== INPUT FOR THIS TASK ==

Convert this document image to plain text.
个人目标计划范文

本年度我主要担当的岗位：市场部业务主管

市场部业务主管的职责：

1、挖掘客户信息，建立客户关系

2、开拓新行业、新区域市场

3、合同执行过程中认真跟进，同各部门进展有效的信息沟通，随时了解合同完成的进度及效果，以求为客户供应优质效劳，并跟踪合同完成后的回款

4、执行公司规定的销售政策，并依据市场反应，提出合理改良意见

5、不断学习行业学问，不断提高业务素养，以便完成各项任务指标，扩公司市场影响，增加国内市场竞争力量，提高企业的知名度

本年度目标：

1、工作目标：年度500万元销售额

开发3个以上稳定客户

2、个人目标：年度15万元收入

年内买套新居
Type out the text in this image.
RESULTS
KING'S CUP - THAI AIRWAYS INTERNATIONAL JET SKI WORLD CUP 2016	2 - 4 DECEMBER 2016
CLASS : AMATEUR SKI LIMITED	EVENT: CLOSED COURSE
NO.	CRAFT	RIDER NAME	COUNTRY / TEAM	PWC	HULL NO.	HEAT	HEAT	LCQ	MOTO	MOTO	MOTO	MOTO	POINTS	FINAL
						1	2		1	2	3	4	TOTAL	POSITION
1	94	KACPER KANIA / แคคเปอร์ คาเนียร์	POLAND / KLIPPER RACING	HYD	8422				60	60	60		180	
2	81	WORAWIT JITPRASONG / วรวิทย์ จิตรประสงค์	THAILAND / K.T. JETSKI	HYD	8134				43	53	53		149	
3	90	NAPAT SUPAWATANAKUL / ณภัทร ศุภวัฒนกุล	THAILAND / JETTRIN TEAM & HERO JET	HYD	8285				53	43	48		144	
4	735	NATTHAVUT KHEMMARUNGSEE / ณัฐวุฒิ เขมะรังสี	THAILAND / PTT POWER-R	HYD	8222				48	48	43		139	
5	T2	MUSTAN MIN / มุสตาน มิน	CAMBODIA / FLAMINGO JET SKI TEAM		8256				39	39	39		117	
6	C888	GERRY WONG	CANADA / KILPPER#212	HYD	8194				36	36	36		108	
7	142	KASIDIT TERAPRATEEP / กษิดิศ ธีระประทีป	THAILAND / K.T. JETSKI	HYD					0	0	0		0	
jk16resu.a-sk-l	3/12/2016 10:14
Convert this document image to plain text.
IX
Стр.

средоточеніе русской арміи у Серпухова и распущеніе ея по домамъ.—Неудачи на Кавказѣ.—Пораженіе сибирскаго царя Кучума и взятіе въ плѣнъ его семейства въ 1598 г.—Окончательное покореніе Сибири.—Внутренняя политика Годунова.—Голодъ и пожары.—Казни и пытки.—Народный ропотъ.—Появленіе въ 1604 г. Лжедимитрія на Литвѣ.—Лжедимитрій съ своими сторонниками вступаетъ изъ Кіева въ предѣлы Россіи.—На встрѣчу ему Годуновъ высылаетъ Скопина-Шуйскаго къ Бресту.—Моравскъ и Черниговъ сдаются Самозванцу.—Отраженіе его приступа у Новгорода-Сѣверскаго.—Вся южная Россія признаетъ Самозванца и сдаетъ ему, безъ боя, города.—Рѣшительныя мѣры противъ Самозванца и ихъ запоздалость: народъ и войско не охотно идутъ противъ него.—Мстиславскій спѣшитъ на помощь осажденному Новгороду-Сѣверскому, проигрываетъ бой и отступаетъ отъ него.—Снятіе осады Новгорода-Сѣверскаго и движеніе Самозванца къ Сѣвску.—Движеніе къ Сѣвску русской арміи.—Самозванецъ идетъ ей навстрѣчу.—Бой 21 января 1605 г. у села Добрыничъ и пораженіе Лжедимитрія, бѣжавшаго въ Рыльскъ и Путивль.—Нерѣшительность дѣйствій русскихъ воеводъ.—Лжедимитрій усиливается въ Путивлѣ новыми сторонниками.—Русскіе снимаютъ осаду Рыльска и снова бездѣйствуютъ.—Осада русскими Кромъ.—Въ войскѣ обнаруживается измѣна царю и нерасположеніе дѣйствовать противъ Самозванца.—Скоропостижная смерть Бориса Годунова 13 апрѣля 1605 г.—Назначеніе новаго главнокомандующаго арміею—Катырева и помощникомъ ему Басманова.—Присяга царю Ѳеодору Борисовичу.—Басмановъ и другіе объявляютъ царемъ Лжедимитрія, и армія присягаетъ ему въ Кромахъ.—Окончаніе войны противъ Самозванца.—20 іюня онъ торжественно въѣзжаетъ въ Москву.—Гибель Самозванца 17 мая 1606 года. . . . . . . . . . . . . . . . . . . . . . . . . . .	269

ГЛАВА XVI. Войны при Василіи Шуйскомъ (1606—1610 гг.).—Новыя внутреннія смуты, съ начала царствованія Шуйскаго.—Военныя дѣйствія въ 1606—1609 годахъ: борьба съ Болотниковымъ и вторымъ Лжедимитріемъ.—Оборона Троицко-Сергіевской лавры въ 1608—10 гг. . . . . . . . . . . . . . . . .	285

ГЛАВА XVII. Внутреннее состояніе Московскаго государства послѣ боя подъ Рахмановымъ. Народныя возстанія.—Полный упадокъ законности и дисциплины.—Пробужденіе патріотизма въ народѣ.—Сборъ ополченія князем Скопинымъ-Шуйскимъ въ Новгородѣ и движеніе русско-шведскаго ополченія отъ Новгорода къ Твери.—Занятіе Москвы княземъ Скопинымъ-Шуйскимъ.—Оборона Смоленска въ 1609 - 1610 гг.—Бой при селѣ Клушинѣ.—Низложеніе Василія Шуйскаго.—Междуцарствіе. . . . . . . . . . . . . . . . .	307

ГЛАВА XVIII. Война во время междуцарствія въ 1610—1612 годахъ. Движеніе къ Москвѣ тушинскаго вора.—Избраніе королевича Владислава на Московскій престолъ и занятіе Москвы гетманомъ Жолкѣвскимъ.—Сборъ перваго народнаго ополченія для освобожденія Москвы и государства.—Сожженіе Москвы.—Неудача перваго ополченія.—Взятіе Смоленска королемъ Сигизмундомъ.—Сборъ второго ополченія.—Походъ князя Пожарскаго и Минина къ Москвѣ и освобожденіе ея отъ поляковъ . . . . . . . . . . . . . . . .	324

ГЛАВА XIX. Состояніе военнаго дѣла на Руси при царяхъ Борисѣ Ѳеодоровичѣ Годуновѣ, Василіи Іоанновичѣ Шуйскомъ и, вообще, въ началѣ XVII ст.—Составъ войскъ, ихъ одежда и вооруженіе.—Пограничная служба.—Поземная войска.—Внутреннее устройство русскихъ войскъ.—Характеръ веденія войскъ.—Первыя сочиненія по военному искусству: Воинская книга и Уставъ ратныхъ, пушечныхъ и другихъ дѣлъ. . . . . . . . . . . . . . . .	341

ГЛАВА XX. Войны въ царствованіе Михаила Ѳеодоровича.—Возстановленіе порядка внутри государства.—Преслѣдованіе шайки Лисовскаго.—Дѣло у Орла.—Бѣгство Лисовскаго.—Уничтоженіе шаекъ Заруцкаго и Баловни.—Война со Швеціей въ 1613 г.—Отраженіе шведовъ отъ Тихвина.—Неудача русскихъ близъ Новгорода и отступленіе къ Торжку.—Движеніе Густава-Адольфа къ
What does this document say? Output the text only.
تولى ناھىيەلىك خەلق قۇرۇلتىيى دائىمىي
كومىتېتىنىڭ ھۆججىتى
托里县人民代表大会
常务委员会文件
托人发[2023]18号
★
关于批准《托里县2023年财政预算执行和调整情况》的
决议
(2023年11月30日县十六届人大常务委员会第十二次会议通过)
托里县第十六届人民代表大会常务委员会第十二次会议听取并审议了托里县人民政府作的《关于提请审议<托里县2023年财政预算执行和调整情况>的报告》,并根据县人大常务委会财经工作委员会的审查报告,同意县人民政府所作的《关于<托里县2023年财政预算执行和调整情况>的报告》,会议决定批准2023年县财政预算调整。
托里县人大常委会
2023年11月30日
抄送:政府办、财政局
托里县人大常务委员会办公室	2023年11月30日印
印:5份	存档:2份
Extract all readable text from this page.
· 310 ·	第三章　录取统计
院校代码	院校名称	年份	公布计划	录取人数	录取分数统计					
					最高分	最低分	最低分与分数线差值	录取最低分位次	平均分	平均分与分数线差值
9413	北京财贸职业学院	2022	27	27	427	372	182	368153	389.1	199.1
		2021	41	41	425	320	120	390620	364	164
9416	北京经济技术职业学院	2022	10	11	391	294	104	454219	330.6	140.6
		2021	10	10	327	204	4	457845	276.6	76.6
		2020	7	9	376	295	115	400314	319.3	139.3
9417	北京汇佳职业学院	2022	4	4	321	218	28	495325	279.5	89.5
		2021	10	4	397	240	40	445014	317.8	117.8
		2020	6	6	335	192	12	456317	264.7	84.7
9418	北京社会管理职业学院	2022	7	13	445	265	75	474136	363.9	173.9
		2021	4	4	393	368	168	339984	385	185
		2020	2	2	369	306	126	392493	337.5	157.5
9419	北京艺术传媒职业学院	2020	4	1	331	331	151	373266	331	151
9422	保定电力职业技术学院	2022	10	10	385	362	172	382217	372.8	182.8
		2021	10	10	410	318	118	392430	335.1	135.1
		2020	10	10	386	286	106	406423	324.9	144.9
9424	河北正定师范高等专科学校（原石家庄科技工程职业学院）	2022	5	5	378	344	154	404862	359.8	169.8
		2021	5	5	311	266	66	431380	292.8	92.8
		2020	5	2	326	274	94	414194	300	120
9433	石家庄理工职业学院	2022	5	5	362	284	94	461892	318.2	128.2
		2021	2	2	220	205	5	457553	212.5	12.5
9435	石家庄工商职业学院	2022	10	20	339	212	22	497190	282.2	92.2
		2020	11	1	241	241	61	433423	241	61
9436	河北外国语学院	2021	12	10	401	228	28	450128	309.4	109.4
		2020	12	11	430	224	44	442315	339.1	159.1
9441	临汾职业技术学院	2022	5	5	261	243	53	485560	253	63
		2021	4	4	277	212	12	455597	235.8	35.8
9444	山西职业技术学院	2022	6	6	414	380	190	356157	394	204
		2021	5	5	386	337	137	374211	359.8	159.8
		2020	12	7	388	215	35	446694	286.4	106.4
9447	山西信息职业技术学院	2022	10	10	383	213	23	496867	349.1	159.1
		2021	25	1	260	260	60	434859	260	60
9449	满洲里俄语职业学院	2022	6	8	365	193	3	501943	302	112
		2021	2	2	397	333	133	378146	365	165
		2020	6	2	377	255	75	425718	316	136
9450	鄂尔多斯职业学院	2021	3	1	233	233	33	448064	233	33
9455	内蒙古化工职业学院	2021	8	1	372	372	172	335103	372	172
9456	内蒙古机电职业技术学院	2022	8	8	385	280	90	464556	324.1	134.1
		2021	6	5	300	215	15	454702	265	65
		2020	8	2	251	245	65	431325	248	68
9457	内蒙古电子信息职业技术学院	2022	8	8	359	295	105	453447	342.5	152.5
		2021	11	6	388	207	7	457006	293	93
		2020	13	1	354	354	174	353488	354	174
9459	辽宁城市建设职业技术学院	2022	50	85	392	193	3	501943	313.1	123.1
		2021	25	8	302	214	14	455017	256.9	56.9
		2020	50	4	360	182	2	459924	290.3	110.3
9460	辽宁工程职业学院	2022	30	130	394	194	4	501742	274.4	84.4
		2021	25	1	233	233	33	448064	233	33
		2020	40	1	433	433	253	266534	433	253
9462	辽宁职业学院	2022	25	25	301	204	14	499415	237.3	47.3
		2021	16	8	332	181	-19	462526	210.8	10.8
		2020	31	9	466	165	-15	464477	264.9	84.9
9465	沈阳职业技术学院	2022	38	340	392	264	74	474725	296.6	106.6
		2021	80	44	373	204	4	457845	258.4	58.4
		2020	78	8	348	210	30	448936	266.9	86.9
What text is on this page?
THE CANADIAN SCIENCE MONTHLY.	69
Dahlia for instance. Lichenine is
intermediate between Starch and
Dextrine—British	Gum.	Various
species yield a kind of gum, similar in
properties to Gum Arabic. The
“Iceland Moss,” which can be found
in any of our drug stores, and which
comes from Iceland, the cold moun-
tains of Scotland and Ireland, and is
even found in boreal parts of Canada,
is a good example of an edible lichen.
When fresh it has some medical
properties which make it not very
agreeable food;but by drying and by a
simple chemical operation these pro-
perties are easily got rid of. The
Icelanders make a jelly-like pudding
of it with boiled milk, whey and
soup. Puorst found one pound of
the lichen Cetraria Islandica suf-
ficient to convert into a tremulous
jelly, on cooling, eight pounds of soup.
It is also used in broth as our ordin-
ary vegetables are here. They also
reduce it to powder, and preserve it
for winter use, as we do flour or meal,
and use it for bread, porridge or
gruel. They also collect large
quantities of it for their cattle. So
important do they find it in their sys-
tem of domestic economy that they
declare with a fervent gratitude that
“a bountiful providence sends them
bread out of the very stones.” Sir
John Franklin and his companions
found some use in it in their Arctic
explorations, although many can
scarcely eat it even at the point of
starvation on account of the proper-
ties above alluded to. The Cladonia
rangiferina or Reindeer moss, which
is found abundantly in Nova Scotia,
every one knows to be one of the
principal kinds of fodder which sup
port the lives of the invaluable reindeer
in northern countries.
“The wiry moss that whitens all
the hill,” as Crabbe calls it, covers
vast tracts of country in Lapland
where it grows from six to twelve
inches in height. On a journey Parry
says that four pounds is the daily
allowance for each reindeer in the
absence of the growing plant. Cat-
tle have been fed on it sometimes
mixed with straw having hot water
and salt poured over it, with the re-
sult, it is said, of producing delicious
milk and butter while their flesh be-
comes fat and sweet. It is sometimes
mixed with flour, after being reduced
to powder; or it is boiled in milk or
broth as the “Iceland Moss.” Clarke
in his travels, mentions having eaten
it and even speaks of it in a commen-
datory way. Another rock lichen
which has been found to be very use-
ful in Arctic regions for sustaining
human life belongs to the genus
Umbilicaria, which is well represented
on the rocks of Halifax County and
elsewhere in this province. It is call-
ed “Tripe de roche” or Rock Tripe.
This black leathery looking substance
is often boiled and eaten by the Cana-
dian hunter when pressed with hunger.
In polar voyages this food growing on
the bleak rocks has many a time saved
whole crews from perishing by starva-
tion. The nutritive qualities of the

===

● **WRITTEN EXERCISE**:
Find the lines that include the string "mixed", then copy each of them.

● **FINISHED TASK**:
mixed with straw having hot water
mixed with flour, after being reduced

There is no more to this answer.